■ WORK TO DO: Skip the pictures. Reproduce all other material exactly.

■ Stored records:
— START —

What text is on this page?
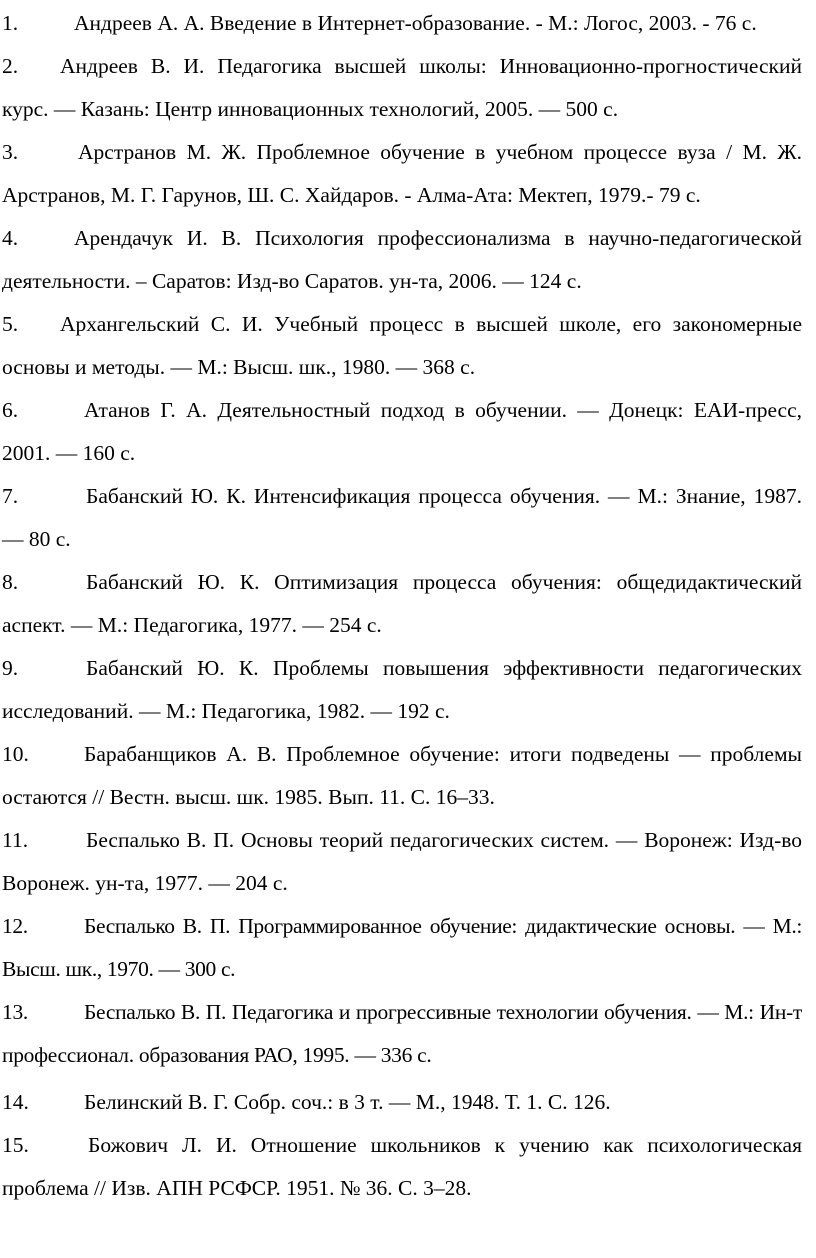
1.	Андреев А. А. Введение в Интернет-образование. - М.: Логос, 2003. - 76 с.
2. Андреев В. И. Педагогика высшей школы: Инновационно-прогностический курс. — Казань: Центр инновационных технологий, 2005. — 500 с.
3.	Арстранов М. Ж. Проблемное обучение в учебном процессе вуза / М. Ж. Арстранов, М. Г. Гарунов, Ш. С. Хайдаров. - Алма-Ата: Мектеп, 1979.- 79 с.
4.	Арендачук И. В. Психология профессионализма в научно-педагогической деятельности. – Саратов: Изд-во Саратов. ун-та, 2006. — 124 с.
5. Архангельский С. И. Учебный процесс в высшей школе, его закономерные основы и методы. — М.: Высш. шк., 1980. — 368 с.
6.	Атанов Г. А. Деятельностный подход в обучении. — Донецк: ЕАИ-пресс, 2001. — 160 с.
7.	Бабанский Ю. К. Интенсификация процесса обучения. — М.: Знание, 1987. — 80 с.
8.	Бабанский Ю. К. Оптимизация процесса обучения: общедидактический аспект. — М.: Педагогика, 1977. — 254 с.
9.	Бабанский Ю. К. Проблемы повышения эффективности педагогических исследований. — М.: Педагогика, 1982. — 192 с.
10.	Барабанщиков А. В. Проблемное обучение: итоги подведены — проблемы остаются // Вестн. высш. шк. 1985. Вып. 11. С. 16–33.
11.	Беспалько В. П. Основы теорий педагогических систем. — Воронеж: Изд-во Воронеж. ун-та, 1977. — 204 с.
12.	Беспалько В. П. Программированное обучение: дидактические основы. — М.: Высш. шк., 1970. — 300 с.
13.	Беспалько В. П. Педагогика и прогрессивные технологии обучения. — М.: Ин-т профессионал. образования РАО, 1995. — 336 с.
14.	Белинский В. Г. Собр. соч.: в 3 т. — М., 1948. Т. 1. С. 126.
15.	Божович Л. И. Отношение школьников к учению как психологическая проблема // Изв. АПН РСФСР. 1951. № 36. С. 3–28.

— END —

■ TASK RESPONSE:
What text is on this page?
1.	Андреев А. А. Введение в Интернет-образование. - М.: Логос, 2003. - 76 с.
2. Андреев В. И. Педагогика высшей школы: Инновационно-прогностический курс. — Казань: Центр инновационных технологий, 2005. — 500 с.
3.	Арстранов М. Ж. Проблемное обучение в учебном процессе вуза / М. Ж. Арстранов, М. Г. Гарунов, Ш. С. Хайдаров. - Алма-Ата: Мектеп, 1979.- 79 с.
4.	Арендачук И. В. Психология профессионализма в научно-педагогической деятельности. – Саратов: Изд-во Саратов. ун-та, 2006. — 124 с.
5. Архангельский С. И. Учебный процесс в высшей школе, его закономерные основы и методы. — М.: Высш. шк., 1980. — 368 с.
6.	Атанов Г. А. Деятельностный подход в обучении. — Донецк: ЕАИ-пресс, 2001. — 160 с.
7.	Бабанский Ю. К. Интенсификация процесса обучения. — М.: Знание, 1987. — 80 с.
8.	Бабанский Ю. К. Оптимизация процесса обучения: общедидактический аспект. — М.: Педагогика, 1977. — 254 с.
9.	Бабанский Ю. К. Проблемы повышения эффективности педагогических исследований. — М.: Педагогика, 1982. — 192 с.
10.	Барабанщиков А. В. Проблемное обучение: итоги подведены — проблемы остаются // Вестн. высш. шк. 1985. Вып. 11. С. 16–33.
11.	Беспалько В. П. Основы теорий педагогических систем. — Воронеж: Изд-во Воронеж. ун-та, 1977. — 204 с.
12.	Беспалько В. П. Программированное обучение: дидактические основы. — М.: Высш. шк., 1970. — 300 с.
13.	Беспалько В. П. Педагогика и прогрессивные технологии обучения. — М.: Ин-т профессионал. образования РАО, 1995. — 336 с.
14.	Белинский В. Г. Собр. соч.: в 3 т. — М., 1948. Т. 1. С. 126.
15.	Божович Л. И. Отношение школьников к учению как психологическая проблема // Изв. АПН РСФСР. 1951. № 36. С. 3–28.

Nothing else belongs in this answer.